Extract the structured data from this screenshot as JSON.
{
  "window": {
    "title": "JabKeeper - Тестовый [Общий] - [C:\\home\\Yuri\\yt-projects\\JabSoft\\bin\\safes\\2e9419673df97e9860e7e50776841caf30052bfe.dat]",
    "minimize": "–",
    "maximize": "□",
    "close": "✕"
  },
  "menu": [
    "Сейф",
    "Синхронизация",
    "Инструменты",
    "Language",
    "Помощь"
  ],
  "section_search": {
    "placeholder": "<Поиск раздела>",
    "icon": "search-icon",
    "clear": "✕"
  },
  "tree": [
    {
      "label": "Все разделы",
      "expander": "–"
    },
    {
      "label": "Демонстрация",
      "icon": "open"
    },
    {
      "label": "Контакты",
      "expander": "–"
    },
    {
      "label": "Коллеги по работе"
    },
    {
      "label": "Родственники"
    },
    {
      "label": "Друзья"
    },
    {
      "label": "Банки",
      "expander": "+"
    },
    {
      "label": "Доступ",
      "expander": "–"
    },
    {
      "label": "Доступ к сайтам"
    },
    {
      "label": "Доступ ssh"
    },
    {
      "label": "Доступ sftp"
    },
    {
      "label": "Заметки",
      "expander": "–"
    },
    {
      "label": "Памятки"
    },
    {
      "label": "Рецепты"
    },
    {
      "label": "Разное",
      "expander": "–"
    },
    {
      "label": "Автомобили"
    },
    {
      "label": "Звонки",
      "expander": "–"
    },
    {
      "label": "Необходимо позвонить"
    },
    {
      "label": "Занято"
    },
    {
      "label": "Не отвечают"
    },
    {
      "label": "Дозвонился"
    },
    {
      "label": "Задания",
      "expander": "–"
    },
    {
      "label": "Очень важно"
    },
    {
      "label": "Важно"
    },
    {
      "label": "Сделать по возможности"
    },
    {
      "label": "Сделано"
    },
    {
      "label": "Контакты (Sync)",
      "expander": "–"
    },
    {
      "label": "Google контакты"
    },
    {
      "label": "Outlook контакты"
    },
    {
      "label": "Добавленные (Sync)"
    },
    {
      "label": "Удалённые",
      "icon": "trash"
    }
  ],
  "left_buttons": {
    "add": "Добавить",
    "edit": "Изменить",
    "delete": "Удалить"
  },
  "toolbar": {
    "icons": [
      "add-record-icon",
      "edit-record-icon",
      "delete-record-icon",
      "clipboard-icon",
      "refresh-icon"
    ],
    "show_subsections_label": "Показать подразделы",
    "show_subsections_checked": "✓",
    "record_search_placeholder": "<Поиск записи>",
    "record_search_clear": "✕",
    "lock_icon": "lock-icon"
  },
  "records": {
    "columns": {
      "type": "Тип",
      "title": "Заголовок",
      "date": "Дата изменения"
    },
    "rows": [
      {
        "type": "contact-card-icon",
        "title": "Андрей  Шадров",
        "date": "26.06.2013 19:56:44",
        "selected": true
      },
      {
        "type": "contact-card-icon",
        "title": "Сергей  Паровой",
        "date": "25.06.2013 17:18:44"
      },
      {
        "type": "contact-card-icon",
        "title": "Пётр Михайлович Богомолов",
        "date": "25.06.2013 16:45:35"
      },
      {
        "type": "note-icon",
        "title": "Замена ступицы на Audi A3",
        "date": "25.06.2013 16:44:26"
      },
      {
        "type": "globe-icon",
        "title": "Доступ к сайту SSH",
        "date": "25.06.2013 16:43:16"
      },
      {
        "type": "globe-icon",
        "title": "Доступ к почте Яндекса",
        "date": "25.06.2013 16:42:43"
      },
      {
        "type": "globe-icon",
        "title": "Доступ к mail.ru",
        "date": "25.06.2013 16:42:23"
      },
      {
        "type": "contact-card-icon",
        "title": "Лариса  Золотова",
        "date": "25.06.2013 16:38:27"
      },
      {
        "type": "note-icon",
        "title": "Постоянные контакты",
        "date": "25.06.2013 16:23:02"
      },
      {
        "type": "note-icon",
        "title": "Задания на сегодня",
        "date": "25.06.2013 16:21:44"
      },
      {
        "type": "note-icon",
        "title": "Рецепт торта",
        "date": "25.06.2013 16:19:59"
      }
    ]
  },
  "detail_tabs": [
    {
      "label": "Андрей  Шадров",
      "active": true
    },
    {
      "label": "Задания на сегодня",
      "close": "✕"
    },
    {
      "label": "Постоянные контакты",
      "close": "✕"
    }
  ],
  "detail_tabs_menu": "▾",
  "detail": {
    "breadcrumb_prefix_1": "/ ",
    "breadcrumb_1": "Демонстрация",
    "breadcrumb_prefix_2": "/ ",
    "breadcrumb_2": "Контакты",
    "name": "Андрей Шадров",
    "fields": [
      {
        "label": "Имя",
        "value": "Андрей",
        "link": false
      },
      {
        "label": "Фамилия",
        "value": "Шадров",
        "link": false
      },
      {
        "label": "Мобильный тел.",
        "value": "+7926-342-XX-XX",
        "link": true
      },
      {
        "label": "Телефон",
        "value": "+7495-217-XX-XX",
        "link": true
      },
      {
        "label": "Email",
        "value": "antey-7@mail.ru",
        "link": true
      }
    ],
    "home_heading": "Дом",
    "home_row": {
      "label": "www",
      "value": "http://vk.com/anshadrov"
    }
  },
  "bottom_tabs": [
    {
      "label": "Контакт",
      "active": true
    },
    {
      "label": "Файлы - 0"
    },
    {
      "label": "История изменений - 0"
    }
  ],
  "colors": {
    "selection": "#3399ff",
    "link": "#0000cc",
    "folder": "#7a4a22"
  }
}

§ **STATED PROBLEM**: Above are some records. Report the number of their lines that include "Демонстрация", and add nothing else.

§ **COMPLETE ANSWER**: 2